WORK TO BE COMPLETED — Using the listing below, copy every line that mentions "name".

A block of data —
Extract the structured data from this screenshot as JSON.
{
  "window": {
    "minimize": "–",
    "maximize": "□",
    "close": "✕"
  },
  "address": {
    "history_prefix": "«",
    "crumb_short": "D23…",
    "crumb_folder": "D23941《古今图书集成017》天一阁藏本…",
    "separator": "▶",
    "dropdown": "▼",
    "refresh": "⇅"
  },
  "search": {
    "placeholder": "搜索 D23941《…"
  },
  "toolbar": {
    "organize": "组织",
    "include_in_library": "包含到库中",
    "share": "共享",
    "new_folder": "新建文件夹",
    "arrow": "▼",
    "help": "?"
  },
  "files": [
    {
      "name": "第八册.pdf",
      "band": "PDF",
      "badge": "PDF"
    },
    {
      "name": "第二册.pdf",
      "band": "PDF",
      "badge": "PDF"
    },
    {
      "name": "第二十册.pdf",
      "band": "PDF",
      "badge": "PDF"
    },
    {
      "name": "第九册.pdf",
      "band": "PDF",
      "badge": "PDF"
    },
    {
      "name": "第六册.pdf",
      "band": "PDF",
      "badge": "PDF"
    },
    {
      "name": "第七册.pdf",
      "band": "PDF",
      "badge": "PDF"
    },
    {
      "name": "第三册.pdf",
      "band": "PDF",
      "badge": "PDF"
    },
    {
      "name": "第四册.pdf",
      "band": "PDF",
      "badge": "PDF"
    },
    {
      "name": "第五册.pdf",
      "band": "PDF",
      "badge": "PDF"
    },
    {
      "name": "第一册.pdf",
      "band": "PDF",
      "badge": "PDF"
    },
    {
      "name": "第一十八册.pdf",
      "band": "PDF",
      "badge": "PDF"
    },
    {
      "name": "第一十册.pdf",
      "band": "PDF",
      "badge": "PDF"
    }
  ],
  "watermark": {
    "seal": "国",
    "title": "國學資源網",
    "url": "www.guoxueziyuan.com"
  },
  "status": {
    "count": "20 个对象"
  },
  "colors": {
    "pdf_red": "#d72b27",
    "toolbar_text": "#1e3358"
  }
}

RESPONSE TO THIS EXERCISE —
      "name": "第八册.pdf",
      "name": "第二册.pdf",
      "name": "第二十册.pdf",
      "name": "第九册.pdf",
      "name": "第六册.pdf",
      "name": "第七册.pdf",
      "name": "第三册.pdf",
      "name": "第四册.pdf",
      "name": "第五册.pdf",
      "name": "第一册.pdf",
      "name": "第一十八册.pdf",
      "name": "第一十册.pdf",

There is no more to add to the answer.